Show all lines of the listing that hold the word "Create".

··········

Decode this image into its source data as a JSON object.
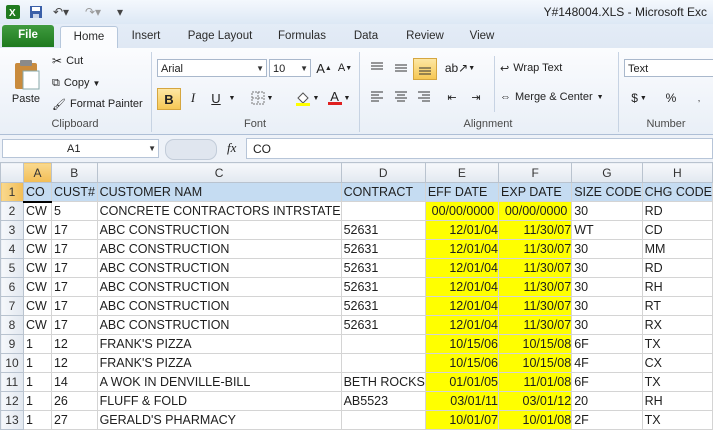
{
  "window": {
    "title": "Y#148004.XLS - Microsoft Exc"
  },
  "tabs": [
    "File",
    "Home",
    "Insert",
    "Page Layout",
    "Formulas",
    "Data",
    "Review",
    "View"
  ],
  "ribbon": {
    "clipboard": {
      "label": "Clipboard",
      "paste": "Paste",
      "cut": "Cut",
      "copy": "Copy",
      "format_painter": "Format Painter"
    },
    "font": {
      "label": "Font",
      "name": "Arial",
      "size": "10",
      "bold": "B",
      "italic": "I",
      "underline": "U",
      "font_color_letter": "A"
    },
    "alignment": {
      "label": "Alignment",
      "wrap_text": "Wrap Text",
      "merge_center": "Merge & Center"
    },
    "number": {
      "label": "Number",
      "format": "Text",
      "currency": "$",
      "percent": "%"
    }
  },
  "formula_bar": {
    "name_box": "A1",
    "fx": "fx",
    "value": "CO"
  },
  "columns": [
    "A",
    "B",
    "C",
    "D",
    "E",
    "F",
    "G",
    "H"
  ],
  "rows": [
    {
      "n": "1",
      "cells": [
        "CO",
        "CUST#",
        "CUSTOMER NAM",
        "CONTRACT",
        "EFF DATE",
        "EXP DATE",
        "SIZE CODE",
        "CHG CODE"
      ]
    },
    {
      "n": "2",
      "cells": [
        "CW",
        "5",
        "CONCRETE CONTRACTORS INTRSTATE",
        "",
        "00/00/0000",
        "00/00/0000",
        "30",
        "RD"
      ]
    },
    {
      "n": "3",
      "cells": [
        "CW",
        "17",
        "ABC CONSTRUCTION",
        "52631",
        "12/01/04",
        "11/30/07",
        "WT",
        "CD"
      ]
    },
    {
      "n": "4",
      "cells": [
        "CW",
        "17",
        "ABC CONSTRUCTION",
        "52631",
        "12/01/04",
        "11/30/07",
        "30",
        "MM"
      ]
    },
    {
      "n": "5",
      "cells": [
        "CW",
        "17",
        "ABC CONSTRUCTION",
        "52631",
        "12/01/04",
        "11/30/07",
        "30",
        "RD"
      ]
    },
    {
      "n": "6",
      "cells": [
        "CW",
        "17",
        "ABC CONSTRUCTION",
        "52631",
        "12/01/04",
        "11/30/07",
        "30",
        "RH"
      ]
    },
    {
      "n": "7",
      "cells": [
        "CW",
        "17",
        "ABC CONSTRUCTION",
        "52631",
        "12/01/04",
        "11/30/07",
        "30",
        "RT"
      ]
    },
    {
      "n": "8",
      "cells": [
        "CW",
        "17",
        "ABC CONSTRUCTION",
        "52631",
        "12/01/04",
        "11/30/07",
        "30",
        "RX"
      ]
    },
    {
      "n": "9",
      "cells": [
        "1",
        "12",
        "FRANK'S PIZZA",
        "",
        "10/15/06",
        "10/15/08",
        "6F",
        "TX"
      ]
    },
    {
      "n": "10",
      "cells": [
        "1",
        "12",
        "FRANK'S PIZZA",
        "",
        "10/15/06",
        "10/15/08",
        "4F",
        "CX"
      ]
    },
    {
      "n": "11",
      "cells": [
        "1",
        "14",
        "A WOK IN DENVILLE-BILL",
        "BETH ROCKS",
        "01/01/05",
        "11/01/08",
        "6F",
        "TX"
      ]
    },
    {
      "n": "12",
      "cells": [
        "1",
        "26",
        "FLUFF & FOLD",
        "AB5523",
        "03/01/11",
        "03/01/12",
        "20",
        "RH"
      ]
    },
    {
      "n": "13",
      "cells": [
        "1",
        "27",
        "GERALD'S PHARMACY",
        "",
        "10/01/07",
        "10/01/08",
        "2F",
        "TX"
      ]
    }
  ],
  "colors": {
    "highlight": "#ffff00",
    "header_row": "#c5dcf2",
    "selected_header": "#f2bd55",
    "file_tab": "#2a8a2a"
  }
}
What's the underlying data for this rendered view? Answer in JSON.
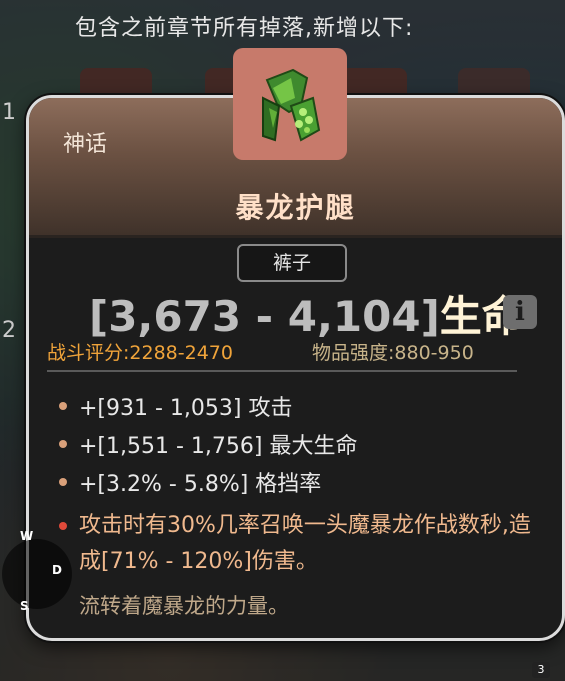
{
  "header": {
    "drops_text": "包含之前章节所有掉落,新增以下:"
  },
  "side_numbers": [
    "1",
    "2"
  ],
  "tooltip": {
    "rarity": "神话",
    "item_name": "暴龙护腿",
    "item_icon": "leg-armor-icon",
    "slot": "裤子",
    "main_stat": {
      "range": "[3,673 - 4,104]",
      "stat": "生命"
    },
    "info_icon": "i",
    "combat_score": "战斗评分:2288-2470",
    "item_power": "物品强度:880-950",
    "affixes": [
      "+[931 - 1,053] 攻击",
      "+[1,551 - 1,756] 最大生命",
      "+[3.2% - 5.8%] 格挡率"
    ],
    "unique_effect": "攻击时有30%几率召唤一头魔暴龙作战数秒,造成[71% - 120%]伤害。",
    "flavor_text": "流转着魔暴龙的力量。"
  },
  "compass": {
    "north": "W",
    "east": "D",
    "south": "S"
  },
  "badge_count": "3",
  "colors": {
    "rarity_header": "#8d6d5b",
    "item_name": "#ffe0c8",
    "combat_score": "#f0a43a",
    "unique_effect": "#f0b98e",
    "flavor": "#bfa88a"
  }
}
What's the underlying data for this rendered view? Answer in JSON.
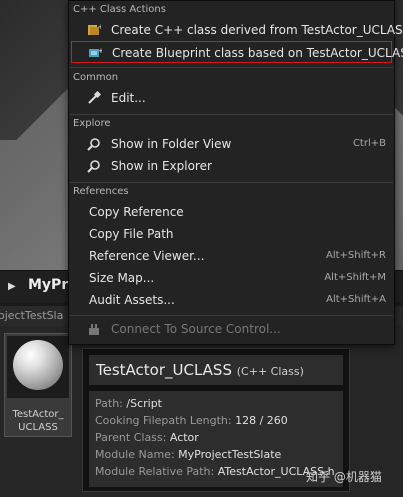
{
  "context_menu": {
    "sections": [
      {
        "header": "C++ Class Actions",
        "items": [
          {
            "label": "Create C++ class derived from TestActor_UCLASS",
            "icon": "cpp-class-icon"
          },
          {
            "label": "Create Blueprint class based on TestActor_UCLASS",
            "icon": "blueprint-class-icon",
            "highlighted": true
          }
        ]
      },
      {
        "header": "Common",
        "items": [
          {
            "label": "Edit...",
            "icon": "edit-icon"
          }
        ]
      },
      {
        "header": "Explore",
        "items": [
          {
            "label": "Show in Folder View",
            "icon": "search-icon",
            "shortcut": "Ctrl+B"
          },
          {
            "label": "Show in Explorer",
            "icon": "search-icon"
          }
        ]
      },
      {
        "header": "References",
        "items": [
          {
            "label": "Copy Reference"
          },
          {
            "label": "Copy File Path"
          },
          {
            "label": "Reference Viewer...",
            "shortcut": "Alt+Shift+R"
          },
          {
            "label": "Size Map...",
            "shortcut": "Alt+Shift+M"
          },
          {
            "label": "Audit Assets...",
            "shortcut": "Alt+Shift+A"
          }
        ]
      },
      {
        "items": [
          {
            "label": "Connect To Source Control...",
            "icon": "source-control-icon",
            "disabled": true
          }
        ]
      }
    ]
  },
  "content_browser": {
    "title": "MyPro",
    "path_fragment": "ojectTestSla"
  },
  "asset": {
    "label": "TestActor_ UCLASS"
  },
  "tooltip": {
    "name": "TestActor_UCLASS",
    "kind": "(C++ Class)",
    "rows": [
      {
        "key": "Path:",
        "value": "/Script"
      },
      {
        "key": "Cooking Filepath Length:",
        "value": "128 / 260"
      },
      {
        "key": "Parent Class:",
        "value": "Actor"
      },
      {
        "key": "Module Name:",
        "value": "MyProjectTestSlate"
      },
      {
        "key": "Module Relative Path:",
        "value": "ATestActor_UCLASS.h"
      }
    ]
  },
  "watermark": "知乎 @机器猫",
  "colors": {
    "menu_bg": "#232323",
    "highlight_border": "#d21c1c",
    "text": "#e6e6e6"
  }
}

··········

— Response to this task —
            "label": "Create C++ class derived from TestActor_UCLASS",
            "label": "Create Blueprint class based on TestActor_UCLASS",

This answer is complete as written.